▸ **Data to use**
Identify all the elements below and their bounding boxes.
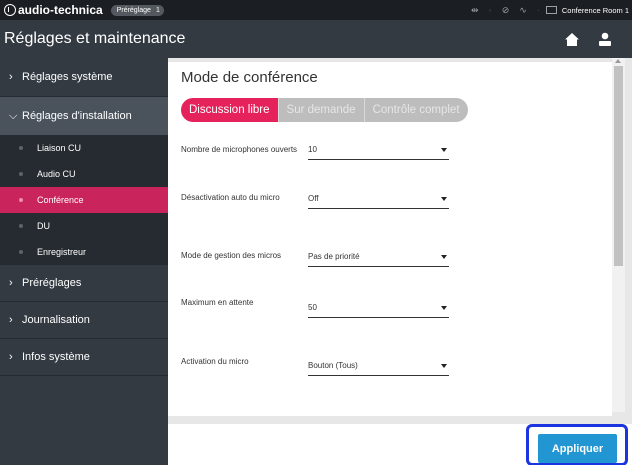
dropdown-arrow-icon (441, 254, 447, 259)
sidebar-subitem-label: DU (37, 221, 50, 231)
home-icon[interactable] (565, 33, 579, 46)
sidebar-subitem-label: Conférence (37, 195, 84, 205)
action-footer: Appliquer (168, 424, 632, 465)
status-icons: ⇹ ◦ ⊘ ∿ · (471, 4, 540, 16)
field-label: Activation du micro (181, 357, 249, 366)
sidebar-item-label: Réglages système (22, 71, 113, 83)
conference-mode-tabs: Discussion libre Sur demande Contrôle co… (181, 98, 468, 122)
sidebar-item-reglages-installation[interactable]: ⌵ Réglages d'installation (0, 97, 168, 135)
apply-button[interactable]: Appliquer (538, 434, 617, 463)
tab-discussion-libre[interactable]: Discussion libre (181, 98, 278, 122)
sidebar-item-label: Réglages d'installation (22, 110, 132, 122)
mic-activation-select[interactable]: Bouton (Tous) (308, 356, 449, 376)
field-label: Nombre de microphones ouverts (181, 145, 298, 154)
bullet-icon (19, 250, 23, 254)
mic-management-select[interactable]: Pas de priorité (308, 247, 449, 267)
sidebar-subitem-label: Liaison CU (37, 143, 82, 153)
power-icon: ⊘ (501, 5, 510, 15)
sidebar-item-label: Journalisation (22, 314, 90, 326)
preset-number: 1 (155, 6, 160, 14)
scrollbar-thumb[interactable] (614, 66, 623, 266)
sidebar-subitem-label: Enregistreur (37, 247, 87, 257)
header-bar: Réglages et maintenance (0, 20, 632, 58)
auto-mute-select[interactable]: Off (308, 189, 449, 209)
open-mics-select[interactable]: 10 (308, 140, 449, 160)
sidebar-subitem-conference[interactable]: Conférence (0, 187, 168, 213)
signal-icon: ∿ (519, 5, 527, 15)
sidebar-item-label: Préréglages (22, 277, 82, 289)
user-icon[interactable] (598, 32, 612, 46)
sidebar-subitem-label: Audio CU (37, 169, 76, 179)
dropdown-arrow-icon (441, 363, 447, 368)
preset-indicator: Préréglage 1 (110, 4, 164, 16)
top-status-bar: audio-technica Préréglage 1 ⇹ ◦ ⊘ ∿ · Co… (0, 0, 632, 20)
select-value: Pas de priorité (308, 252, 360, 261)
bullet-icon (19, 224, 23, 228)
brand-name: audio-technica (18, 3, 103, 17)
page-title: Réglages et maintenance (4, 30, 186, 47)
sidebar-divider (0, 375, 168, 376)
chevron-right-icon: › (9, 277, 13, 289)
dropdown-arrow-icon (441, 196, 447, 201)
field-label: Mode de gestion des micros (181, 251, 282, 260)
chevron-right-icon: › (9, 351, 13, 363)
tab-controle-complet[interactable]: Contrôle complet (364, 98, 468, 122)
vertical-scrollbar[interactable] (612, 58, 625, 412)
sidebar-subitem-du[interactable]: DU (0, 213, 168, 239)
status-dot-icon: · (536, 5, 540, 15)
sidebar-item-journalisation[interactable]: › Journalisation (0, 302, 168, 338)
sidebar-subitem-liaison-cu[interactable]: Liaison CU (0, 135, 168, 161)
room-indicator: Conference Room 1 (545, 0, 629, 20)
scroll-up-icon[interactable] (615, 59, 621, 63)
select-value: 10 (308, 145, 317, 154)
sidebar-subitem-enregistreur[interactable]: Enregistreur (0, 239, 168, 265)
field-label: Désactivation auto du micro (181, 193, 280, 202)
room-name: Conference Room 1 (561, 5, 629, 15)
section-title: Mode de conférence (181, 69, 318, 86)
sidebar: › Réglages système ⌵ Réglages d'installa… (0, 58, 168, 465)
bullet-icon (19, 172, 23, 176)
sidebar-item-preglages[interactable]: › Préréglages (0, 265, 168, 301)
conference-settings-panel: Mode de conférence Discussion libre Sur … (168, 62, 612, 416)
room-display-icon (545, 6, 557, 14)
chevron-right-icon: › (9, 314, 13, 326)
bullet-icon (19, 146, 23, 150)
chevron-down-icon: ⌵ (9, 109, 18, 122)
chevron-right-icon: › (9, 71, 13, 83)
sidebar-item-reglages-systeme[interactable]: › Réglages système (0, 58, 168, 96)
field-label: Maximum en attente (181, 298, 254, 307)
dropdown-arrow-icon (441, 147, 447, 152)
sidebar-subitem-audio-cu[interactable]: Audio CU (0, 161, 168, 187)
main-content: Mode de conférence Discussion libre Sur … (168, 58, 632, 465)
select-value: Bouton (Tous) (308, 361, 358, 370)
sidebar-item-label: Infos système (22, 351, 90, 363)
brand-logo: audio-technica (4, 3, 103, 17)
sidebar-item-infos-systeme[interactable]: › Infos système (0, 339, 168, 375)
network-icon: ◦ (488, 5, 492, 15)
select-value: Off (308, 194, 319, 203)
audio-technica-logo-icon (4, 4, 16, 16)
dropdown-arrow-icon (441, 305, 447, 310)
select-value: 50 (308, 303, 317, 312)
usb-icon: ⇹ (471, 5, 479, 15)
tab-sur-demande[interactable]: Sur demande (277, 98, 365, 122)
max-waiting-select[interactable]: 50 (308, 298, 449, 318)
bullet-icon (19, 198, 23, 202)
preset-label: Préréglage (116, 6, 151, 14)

▸ **What you have to do**
Retype the listing above line for line, with every character unchanged, and leave out the picture.

▸ **Correct output**
Identify all the elements below and their bounding boxes.
dropdown-arrow-icon (441, 254, 447, 259)
sidebar-subitem-label: DU (37, 221, 50, 231)
home-icon[interactable] (565, 33, 579, 46)
sidebar-subitem-label: Conférence (37, 195, 84, 205)
action-footer: Appliquer (168, 424, 632, 465)
status-icons: ⇹ ◦ ⊘ ∿ · (471, 4, 540, 16)
field-label: Activation du micro (181, 357, 249, 366)
sidebar-item-label: Réglages système (22, 71, 113, 83)
conference-mode-tabs: Discussion libre Sur demande Contrôle co… (181, 98, 468, 122)
sidebar-item-reglages-installation[interactable]: ⌵ Réglages d'installation (0, 97, 168, 135)
apply-button[interactable]: Appliquer (538, 434, 617, 463)
tab-discussion-libre[interactable]: Discussion libre (181, 98, 278, 122)
sidebar-item-label: Réglages d'installation (22, 110, 132, 122)
mic-activation-select[interactable]: Bouton (Tous) (308, 356, 449, 376)
field-label: Nombre de microphones ouverts (181, 145, 298, 154)
bullet-icon (19, 250, 23, 254)
mic-management-select[interactable]: Pas de priorité (308, 247, 449, 267)
sidebar-subitem-label: Liaison CU (37, 143, 82, 153)
power-icon: ⊘ (501, 5, 510, 15)
sidebar-item-label: Journalisation (22, 314, 90, 326)
preset-number: 1 (155, 6, 160, 14)
scrollbar-thumb[interactable] (614, 66, 623, 266)
sidebar-subitem-label: Enregistreur (37, 247, 87, 257)
header-bar: Réglages et maintenance (0, 20, 632, 58)
auto-mute-select[interactable]: Off (308, 189, 449, 209)
open-mics-select[interactable]: 10 (308, 140, 449, 160)
sidebar-subitem-conference[interactable]: Conférence (0, 187, 168, 213)
signal-icon: ∿ (519, 5, 527, 15)
sidebar-item-label: Préréglages (22, 277, 82, 289)
user-icon[interactable] (598, 32, 612, 46)
sidebar-subitem-label: Audio CU (37, 169, 76, 179)
dropdown-arrow-icon (441, 363, 447, 368)
preset-indicator: Préréglage 1 (110, 4, 164, 16)
top-status-bar: audio-technica Préréglage 1 ⇹ ◦ ⊘ ∿ · Co… (0, 0, 632, 20)
select-value: Pas de priorité (308, 252, 360, 261)
bullet-icon (19, 224, 23, 228)
brand-name: audio-technica (18, 3, 103, 17)
page-title: Réglages et maintenance (4, 30, 186, 47)
sidebar-divider (0, 375, 168, 376)
chevron-right-icon: › (9, 277, 13, 289)
dropdown-arrow-icon (441, 196, 447, 201)
field-label: Mode de gestion des micros (181, 251, 282, 260)
chevron-right-icon: › (9, 351, 13, 363)
tab-controle-complet[interactable]: Contrôle complet (364, 98, 468, 122)
vertical-scrollbar[interactable] (612, 58, 625, 412)
sidebar-subitem-du[interactable]: DU (0, 213, 168, 239)
status-dot-icon: · (536, 5, 540, 15)
sidebar-item-journalisation[interactable]: › Journalisation (0, 302, 168, 338)
sidebar-subitem-liaison-cu[interactable]: Liaison CU (0, 135, 168, 161)
room-indicator: Conference Room 1 (545, 0, 629, 20)
scroll-up-icon[interactable] (615, 59, 621, 63)
select-value: 10 (308, 145, 317, 154)
sidebar-subitem-enregistreur[interactable]: Enregistreur (0, 239, 168, 265)
field-label: Désactivation auto du micro (181, 193, 280, 202)
room-name: Conference Room 1 (561, 5, 629, 15)
section-title: Mode de conférence (181, 69, 318, 86)
sidebar: › Réglages système ⌵ Réglages d'installa… (0, 58, 168, 465)
bullet-icon (19, 172, 23, 176)
sidebar-item-preglages[interactable]: › Préréglages (0, 265, 168, 301)
conference-settings-panel: Mode de conférence Discussion libre Sur … (168, 62, 612, 416)
room-display-icon (545, 6, 557, 14)
chevron-right-icon: › (9, 314, 13, 326)
bullet-icon (19, 146, 23, 150)
chevron-down-icon: ⌵ (9, 109, 18, 122)
chevron-right-icon: › (9, 71, 13, 83)
sidebar-item-reglages-systeme[interactable]: › Réglages système (0, 58, 168, 96)
field-label: Maximum en attente (181, 298, 254, 307)
dropdown-arrow-icon (441, 147, 447, 152)
sidebar-subitem-audio-cu[interactable]: Audio CU (0, 161, 168, 187)
main-content: Mode de conférence Discussion libre Sur … (168, 58, 632, 465)
select-value: Bouton (Tous) (308, 361, 358, 370)
sidebar-item-label: Infos système (22, 351, 90, 363)
brand-logo: audio-technica (4, 3, 103, 17)
sidebar-item-infos-systeme[interactable]: › Infos système (0, 339, 168, 375)
network-icon: ◦ (488, 5, 492, 15)
select-value: Off (308, 194, 319, 203)
audio-technica-logo-icon (4, 4, 16, 16)
dropdown-arrow-icon (441, 305, 447, 310)
select-value: 50 (308, 303, 317, 312)
usb-icon: ⇹ (471, 5, 479, 15)
tab-sur-demande[interactable]: Sur demande (277, 98, 365, 122)
max-waiting-select[interactable]: 50 (308, 298, 449, 318)
bullet-icon (19, 198, 23, 202)
preset-label: Préréglage (116, 6, 151, 14)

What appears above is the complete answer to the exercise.